• **Exercise details**:
Leave out any pictures and transcribe all other data below exactly.

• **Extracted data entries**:
--- --- ---
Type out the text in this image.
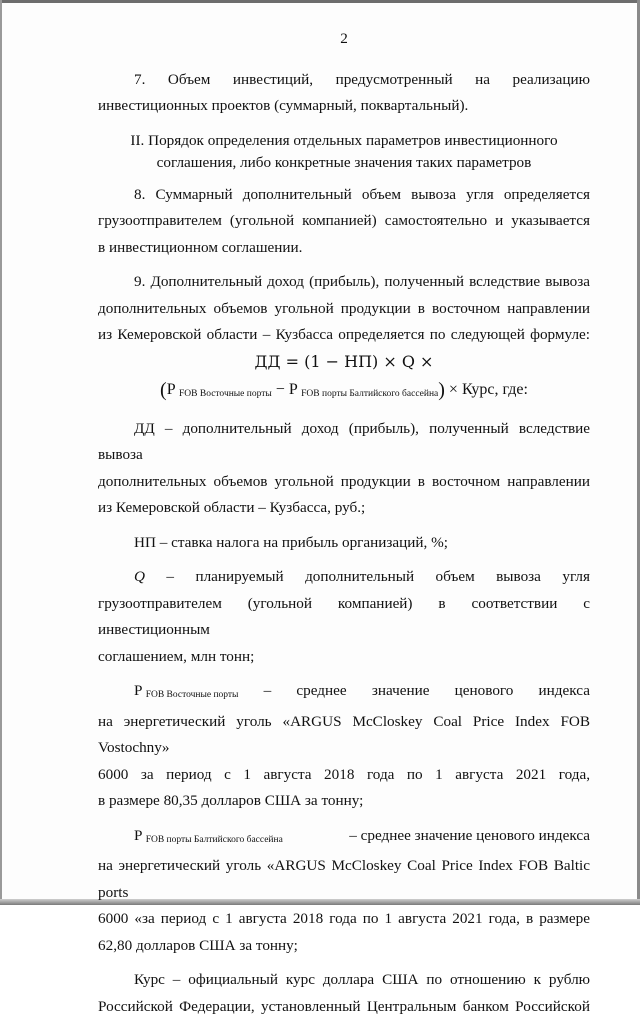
2
7. Объем инвестиций, предусмотренный на реализацию

инвестиционных проектов (суммарный, поквартальный).

II. Порядок определения отдельных параметров инвестиционного соглашения, либо конкретные значения таких параметров

8. Суммарный дополнительный объем вывоза угля определяется

грузоотправителем (угольной компанией) самостоятельно и указывается

в инвестиционном соглашении.

9. Дополнительный доход (прибыль), полученный вследствие вывоза

дополнительных объемов угольной продукции в восточном направлении

из Кемеровской области – Кузбасса определяется по следующей формуле:

ДД = (1 − НП) × Q ×

(P $_{FOB Восточные порты}$ − P $_{FOB порты Балтийского бассейна}$) × Курс, где:

ДД – дополнительный доход (прибыль), полученный вследствие вывоза

дополнительных объемов угольной продукции в восточном направлении

из Кемеровской области – Кузбасса, руб.;

НП – ставка налога на прибыль организаций, %;

Q – планируемый дополнительный объем вывоза угля

грузоотправителем (угольной компанией) в соответствии с инвестиционным

соглашением, млн тонн;

P $_{FOB Восточные порты}$ – среднее значение ценового индекса

на энергетический уголь «ARGUS McCloskey Coal Price Index FOB Vostochny»

6000 за период с 1 августа 2018 года по 1 августа 2021 года,

в размере 80,35 долларов США за тонну;

P $_{FOB порты Балтийского бассейна}$	– среднее значение ценового индекса

на энергетический уголь «ARGUS McCloskey Coal Price Index FOB Baltic ports

6000 «за период с 1 августа 2018 года по 1 августа 2021 года, в размере

62,80 долларов США за тонну;

Курс – официальный курс доллара США по отношению к рублю

Российской Федерации, установленный Центральным банком Российской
--- --- ---
• **Full response**:
Type out the text in this image.
2
7. Объем инвестиций, предусмотренный на реализацию

инвестиционных проектов (суммарный, поквартальный).

II. Порядок определения отдельных параметров инвестиционного соглашения, либо конкретные значения таких параметров

8. Суммарный дополнительный объем вывоза угля определяется

грузоотправителем (угольной компанией) самостоятельно и указывается

в инвестиционном соглашении.

9. Дополнительный доход (прибыль), полученный вследствие вывоза

дополнительных объемов угольной продукции в восточном направлении

из Кемеровской области – Кузбасса определяется по следующей формуле:

ДД = (1 − НП) × Q ×

(P $_{FOB Восточные порты}$ − P $_{FOB порты Балтийского бассейна}$) × Курс, где:

ДД – дополнительный доход (прибыль), полученный вследствие вывоза

дополнительных объемов угольной продукции в восточном направлении

из Кемеровской области – Кузбасса, руб.;

НП – ставка налога на прибыль организаций, %;

Q – планируемый дополнительный объем вывоза угля

грузоотправителем (угольной компанией) в соответствии с инвестиционным

соглашением, млн тонн;

P $_{FOB Восточные порты}$ – среднее значение ценового индекса

на энергетический уголь «ARGUS McCloskey Coal Price Index FOB Vostochny»

6000 за период с 1 августа 2018 года по 1 августа 2021 года,

в размере 80,35 долларов США за тонну;

P $_{FOB порты Балтийского бассейна}$	– среднее значение ценового индекса

на энергетический уголь «ARGUS McCloskey Coal Price Index FOB Baltic ports

6000 «за период с 1 августа 2018 года по 1 августа 2021 года, в размере

62,80 долларов США за тонну;

Курс – официальный курс доллара США по отношению к рублю

Российской Федерации, установленный Центральным банком Российской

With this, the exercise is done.